### Problem requirements:
Repeat the records in full and exactly, omitting pictures.
───── Task material
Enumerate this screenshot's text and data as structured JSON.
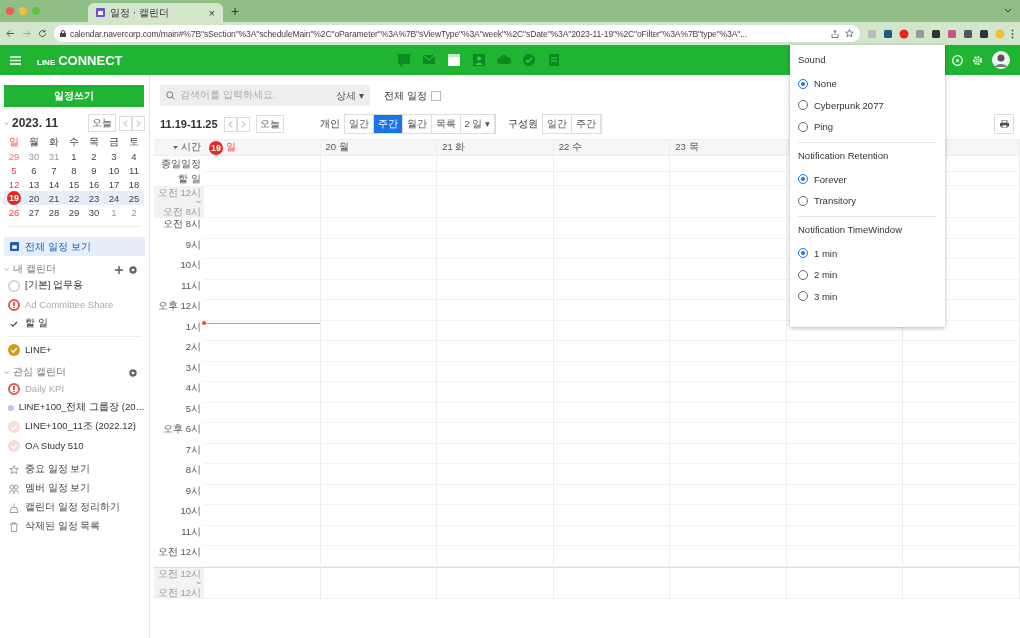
{
  "browser": {
    "tab": {
      "title": "일정 · 캘린더",
      "selected": true
    },
    "tab_close": "×",
    "new_tab": "+",
    "url": "calendar.navercorp.com/main#%7B\"sSection\"%3A\"scheduleMain\"%2C\"oParameter\"%3A%7B\"sViewType\"%3A\"week\"%2C\"sDate\"%3A\"2023-11-19\"%2C\"oFilter\"%3A%7B\"type\"%3A\"..."
  },
  "app_header": {
    "logo_small": "LINE",
    "logo": "CONNECT"
  },
  "sidebar": {
    "create_button": "일정쓰기",
    "mini_calendar": {
      "title": "2023. 11",
      "today_button": "오늘",
      "weekdays": [
        "일",
        "월",
        "화",
        "수",
        "목",
        "금",
        "토"
      ],
      "weeks": [
        {
          "selected": false,
          "days": [
            {
              "day": "29",
              "other_month": true,
              "today": false
            },
            {
              "day": "30",
              "other_month": true,
              "today": false
            },
            {
              "day": "31",
              "other_month": true,
              "today": false
            },
            {
              "day": "1",
              "other_month": false,
              "today": false
            },
            {
              "day": "2",
              "other_month": false,
              "today": false
            },
            {
              "day": "3",
              "other_month": false,
              "today": false
            },
            {
              "day": "4",
              "other_month": false,
              "today": false
            }
          ]
        },
        {
          "selected": false,
          "days": [
            {
              "day": "5",
              "other_month": false,
              "today": false
            },
            {
              "day": "6",
              "other_month": false,
              "today": false
            },
            {
              "day": "7",
              "other_month": false,
              "today": false
            },
            {
              "day": "8",
              "other_month": false,
              "today": false
            },
            {
              "day": "9",
              "other_month": false,
              "today": false
            },
            {
              "day": "10",
              "other_month": false,
              "today": false
            },
            {
              "day": "11",
              "other_month": false,
              "today": false
            }
          ]
        },
        {
          "selected": false,
          "days": [
            {
              "day": "12",
              "other_month": false,
              "today": false
            },
            {
              "day": "13",
              "other_month": false,
              "today": false
            },
            {
              "day": "14",
              "other_month": false,
              "today": false
            },
            {
              "day": "15",
              "other_month": false,
              "today": false
            },
            {
              "day": "16",
              "other_month": false,
              "today": false
            },
            {
              "day": "17",
              "other_month": false,
              "today": false
            },
            {
              "day": "18",
              "other_month": false,
              "today": false
            }
          ]
        },
        {
          "selected": true,
          "days": [
            {
              "day": "19",
              "other_month": false,
              "today": true
            },
            {
              "day": "20",
              "other_month": false,
              "today": false
            },
            {
              "day": "21",
              "other_month": false,
              "today": false
            },
            {
              "day": "22",
              "other_month": false,
              "today": false
            },
            {
              "day": "23",
              "other_month": false,
              "today": false
            },
            {
              "day": "24",
              "other_month": false,
              "today": false
            },
            {
              "day": "25",
              "other_month": false,
              "today": false
            }
          ]
        },
        {
          "selected": false,
          "days": [
            {
              "day": "26",
              "other_month": false,
              "today": false
            },
            {
              "day": "27",
              "other_month": false,
              "today": false
            },
            {
              "day": "28",
              "other_month": false,
              "today": false
            },
            {
              "day": "29",
              "other_month": false,
              "today": false
            },
            {
              "day": "30",
              "other_month": false,
              "today": false
            },
            {
              "day": "1",
              "other_month": true,
              "today": false
            },
            {
              "day": "2",
              "other_month": true,
              "today": false
            }
          ]
        }
      ]
    },
    "all_events": {
      "label": "전체 일정 보기",
      "selected": true
    },
    "groups": [
      {
        "title": "내 캘린더",
        "add": true,
        "items": [
          {
            "label": "[기본] 업무용",
            "kind": "empty",
            "color": "#cccccc",
            "disabled": false
          },
          {
            "label": "Ad Committee Share",
            "kind": "alert",
            "color": "#e05a5a",
            "disabled": true
          },
          {
            "label": "할 일",
            "kind": "check",
            "disabled": false
          },
          {
            "label": "LINE+",
            "kind": "filled",
            "color": "#d39b1c",
            "disabled": false
          }
        ]
      },
      {
        "title": "관심 캘린더",
        "add": false,
        "items": [
          {
            "label": "Daily KPI",
            "kind": "alert",
            "color": "#e05a5a",
            "disabled": true
          },
          {
            "label": "LINE+100_전체 그룹장 (20…",
            "kind": "filled",
            "color": "#c9b3ec",
            "disabled": false
          },
          {
            "label": "LINE+100_11조 (2022.12)",
            "kind": "filled",
            "color": "#f6ddd6",
            "disabled": false
          },
          {
            "label": "OA Study 510",
            "kind": "filled",
            "color": "#f6ddd6",
            "disabled": false
          }
        ]
      }
    ],
    "tools": [
      {
        "label": "중요 일정 보기",
        "kind": "star"
      },
      {
        "label": "멤버 일정 보기",
        "kind": "members"
      },
      {
        "label": "캘린더 일정 정리하기",
        "kind": "broom"
      },
      {
        "label": "삭제된 일정 목록",
        "kind": "trash"
      }
    ]
  },
  "toolbar": {
    "search_placeholder": "검색어를 입력하세요.",
    "detail_button": "상세",
    "detail_caret": "▾",
    "filter_label": "전체 일정",
    "filter_checked": false,
    "range": "11.19-11.25",
    "today_button": "오늘",
    "personal_label": "개인",
    "personal_views": [
      {
        "label": "일간",
        "selected": false
      },
      {
        "label": "주간",
        "selected": true
      },
      {
        "label": "월간",
        "selected": false
      },
      {
        "label": "목록",
        "selected": false
      }
    ],
    "days_dropdown": "2 일",
    "days_caret": "▾",
    "member_label": "구성원",
    "member_views": [
      {
        "label": "일간",
        "selected": false
      },
      {
        "label": "주간",
        "selected": false
      }
    ]
  },
  "grid": {
    "time_header": "시간",
    "all_day": "종일일정",
    "todo": "할 일",
    "collapsed_top": [
      "오전 12시",
      "~",
      "오전 8시"
    ],
    "days": [
      {
        "date": "19",
        "weekday": "일",
        "today": true
      },
      {
        "date": "20",
        "weekday": "월",
        "today": false
      },
      {
        "date": "21",
        "weekday": "화",
        "today": false
      },
      {
        "date": "22",
        "weekday": "수",
        "today": false
      },
      {
        "date": "23",
        "weekday": "목",
        "today": false
      }
    ],
    "hours": [
      {
        "label": "오전 8시",
        "now": false
      },
      {
        "label": "9시",
        "now": false
      },
      {
        "label": "10시",
        "now": false
      },
      {
        "label": "11시",
        "now": false
      },
      {
        "label": "오후 12시",
        "now": false
      },
      {
        "label": "1시",
        "now": true
      },
      {
        "label": "2시",
        "now": false
      },
      {
        "label": "3시",
        "now": false
      },
      {
        "label": "4시",
        "now": false
      },
      {
        "label": "5시",
        "now": false
      },
      {
        "label": "오후 6시",
        "now": false
      },
      {
        "label": "7시",
        "now": false
      },
      {
        "label": "8시",
        "now": false
      },
      {
        "label": "9시",
        "now": false
      },
      {
        "label": "10시",
        "now": false
      },
      {
        "label": "11시",
        "now": false
      },
      {
        "label": "오전 12시",
        "now": false
      }
    ],
    "collapsed_bottom": [
      "오전 12시",
      "~",
      "오전 12시"
    ]
  },
  "popup": {
    "sections": [
      {
        "title": "Sound",
        "options": [
          {
            "label": "None",
            "selected": true
          },
          {
            "label": "Cyberpunk 2077",
            "selected": false
          },
          {
            "label": "Ping",
            "selected": false
          }
        ]
      },
      {
        "title": "Notification Retention",
        "options": [
          {
            "label": "Forever",
            "selected": true
          },
          {
            "label": "Transitory",
            "selected": false
          }
        ]
      },
      {
        "title": "Notification TimeWindow",
        "options": [
          {
            "label": "1 min",
            "selected": true
          },
          {
            "label": "2 min",
            "selected": false
          },
          {
            "label": "3 min",
            "selected": false
          }
        ]
      }
    ]
  }
}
──────────
### Final result:
Enumerate this screenshot's text and data as structured JSON.
{
  "browser": {
    "tab": {
      "title": "일정 · 캘린더",
      "selected": true
    },
    "tab_close": "×",
    "new_tab": "+",
    "url": "calendar.navercorp.com/main#%7B\"sSection\"%3A\"scheduleMain\"%2C\"oParameter\"%3A%7B\"sViewType\"%3A\"week\"%2C\"sDate\"%3A\"2023-11-19\"%2C\"oFilter\"%3A%7B\"type\"%3A\"..."
  },
  "app_header": {
    "logo_small": "LINE",
    "logo": "CONNECT"
  },
  "sidebar": {
    "create_button": "일정쓰기",
    "mini_calendar": {
      "title": "2023. 11",
      "today_button": "오늘",
      "weekdays": [
        "일",
        "월",
        "화",
        "수",
        "목",
        "금",
        "토"
      ],
      "weeks": [
        {
          "selected": false,
          "days": [
            {
              "day": "29",
              "other_month": true,
              "today": false
            },
            {
              "day": "30",
              "other_month": true,
              "today": false
            },
            {
              "day": "31",
              "other_month": true,
              "today": false
            },
            {
              "day": "1",
              "other_month": false,
              "today": false
            },
            {
              "day": "2",
              "other_month": false,
              "today": false
            },
            {
              "day": "3",
              "other_month": false,
              "today": false
            },
            {
              "day": "4",
              "other_month": false,
              "today": false
            }
          ]
        },
        {
          "selected": false,
          "days": [
            {
              "day": "5",
              "other_month": false,
              "today": false
            },
            {
              "day": "6",
              "other_month": false,
              "today": false
            },
            {
              "day": "7",
              "other_month": false,
              "today": false
            },
            {
              "day": "8",
              "other_month": false,
              "today": false
            },
            {
              "day": "9",
              "other_month": false,
              "today": false
            },
            {
              "day": "10",
              "other_month": false,
              "today": false
            },
            {
              "day": "11",
              "other_month": false,
              "today": false
            }
          ]
        },
        {
          "selected": false,
          "days": [
            {
              "day": "12",
              "other_month": false,
              "today": false
            },
            {
              "day": "13",
              "other_month": false,
              "today": false
            },
            {
              "day": "14",
              "other_month": false,
              "today": false
            },
            {
              "day": "15",
              "other_month": false,
              "today": false
            },
            {
              "day": "16",
              "other_month": false,
              "today": false
            },
            {
              "day": "17",
              "other_month": false,
              "today": false
            },
            {
              "day": "18",
              "other_month": false,
              "today": false
            }
          ]
        },
        {
          "selected": true,
          "days": [
            {
              "day": "19",
              "other_month": false,
              "today": true
            },
            {
              "day": "20",
              "other_month": false,
              "today": false
            },
            {
              "day": "21",
              "other_month": false,
              "today": false
            },
            {
              "day": "22",
              "other_month": false,
              "today": false
            },
            {
              "day": "23",
              "other_month": false,
              "today": false
            },
            {
              "day": "24",
              "other_month": false,
              "today": false
            },
            {
              "day": "25",
              "other_month": false,
              "today": false
            }
          ]
        },
        {
          "selected": false,
          "days": [
            {
              "day": "26",
              "other_month": false,
              "today": false
            },
            {
              "day": "27",
              "other_month": false,
              "today": false
            },
            {
              "day": "28",
              "other_month": false,
              "today": false
            },
            {
              "day": "29",
              "other_month": false,
              "today": false
            },
            {
              "day": "30",
              "other_month": false,
              "today": false
            },
            {
              "day": "1",
              "other_month": true,
              "today": false
            },
            {
              "day": "2",
              "other_month": true,
              "today": false
            }
          ]
        }
      ]
    },
    "all_events": {
      "label": "전체 일정 보기",
      "selected": true
    },
    "groups": [
      {
        "title": "내 캘린더",
        "add": true,
        "items": [
          {
            "label": "[기본] 업무용",
            "kind": "empty",
            "color": "#cccccc",
            "disabled": false
          },
          {
            "label": "Ad Committee Share",
            "kind": "alert",
            "color": "#e05a5a",
            "disabled": true
          },
          {
            "label": "할 일",
            "kind": "check",
            "disabled": false
          },
          {
            "label": "LINE+",
            "kind": "filled",
            "color": "#d39b1c",
            "disabled": false
          }
        ]
      },
      {
        "title": "관심 캘린더",
        "add": false,
        "items": [
          {
            "label": "Daily KPI",
            "kind": "alert",
            "color": "#e05a5a",
            "disabled": true
          },
          {
            "label": "LINE+100_전체 그룹장 (20…",
            "kind": "filled",
            "color": "#c9b3ec",
            "disabled": false
          },
          {
            "label": "LINE+100_11조 (2022.12)",
            "kind": "filled",
            "color": "#f6ddd6",
            "disabled": false
          },
          {
            "label": "OA Study 510",
            "kind": "filled",
            "color": "#f6ddd6",
            "disabled": false
          }
        ]
      }
    ],
    "tools": [
      {
        "label": "중요 일정 보기",
        "kind": "star"
      },
      {
        "label": "멤버 일정 보기",
        "kind": "members"
      },
      {
        "label": "캘린더 일정 정리하기",
        "kind": "broom"
      },
      {
        "label": "삭제된 일정 목록",
        "kind": "trash"
      }
    ]
  },
  "toolbar": {
    "search_placeholder": "검색어를 입력하세요.",
    "detail_button": "상세",
    "detail_caret": "▾",
    "filter_label": "전체 일정",
    "filter_checked": false,
    "range": "11.19-11.25",
    "today_button": "오늘",
    "personal_label": "개인",
    "personal_views": [
      {
        "label": "일간",
        "selected": false
      },
      {
        "label": "주간",
        "selected": true
      },
      {
        "label": "월간",
        "selected": false
      },
      {
        "label": "목록",
        "selected": false
      }
    ],
    "days_dropdown": "2 일",
    "days_caret": "▾",
    "member_label": "구성원",
    "member_views": [
      {
        "label": "일간",
        "selected": false
      },
      {
        "label": "주간",
        "selected": false
      }
    ]
  },
  "grid": {
    "time_header": "시간",
    "all_day": "종일일정",
    "todo": "할 일",
    "collapsed_top": [
      "오전 12시",
      "~",
      "오전 8시"
    ],
    "days": [
      {
        "date": "19",
        "weekday": "일",
        "today": true
      },
      {
        "date": "20",
        "weekday": "월",
        "today": false
      },
      {
        "date": "21",
        "weekday": "화",
        "today": false
      },
      {
        "date": "22",
        "weekday": "수",
        "today": false
      },
      {
        "date": "23",
        "weekday": "목",
        "today": false
      }
    ],
    "hours": [
      {
        "label": "오전 8시",
        "now": false
      },
      {
        "label": "9시",
        "now": false
      },
      {
        "label": "10시",
        "now": false
      },
      {
        "label": "11시",
        "now": false
      },
      {
        "label": "오후 12시",
        "now": false
      },
      {
        "label": "1시",
        "now": true
      },
      {
        "label": "2시",
        "now": false
      },
      {
        "label": "3시",
        "now": false
      },
      {
        "label": "4시",
        "now": false
      },
      {
        "label": "5시",
        "now": false
      },
      {
        "label": "오후 6시",
        "now": false
      },
      {
        "label": "7시",
        "now": false
      },
      {
        "label": "8시",
        "now": false
      },
      {
        "label": "9시",
        "now": false
      },
      {
        "label": "10시",
        "now": false
      },
      {
        "label": "11시",
        "now": false
      },
      {
        "label": "오전 12시",
        "now": false
      }
    ],
    "collapsed_bottom": [
      "오전 12시",
      "~",
      "오전 12시"
    ]
  },
  "popup": {
    "sections": [
      {
        "title": "Sound",
        "options": [
          {
            "label": "None",
            "selected": true
          },
          {
            "label": "Cyberpunk 2077",
            "selected": false
          },
          {
            "label": "Ping",
            "selected": false
          }
        ]
      },
      {
        "title": "Notification Retention",
        "options": [
          {
            "label": "Forever",
            "selected": true
          },
          {
            "label": "Transitory",
            "selected": false
          }
        ]
      },
      {
        "title": "Notification TimeWindow",
        "options": [
          {
            "label": "1 min",
            "selected": true
          },
          {
            "label": "2 min",
            "selected": false
          },
          {
            "label": "3 min",
            "selected": false
          }
        ]
      }
    ]
  }
}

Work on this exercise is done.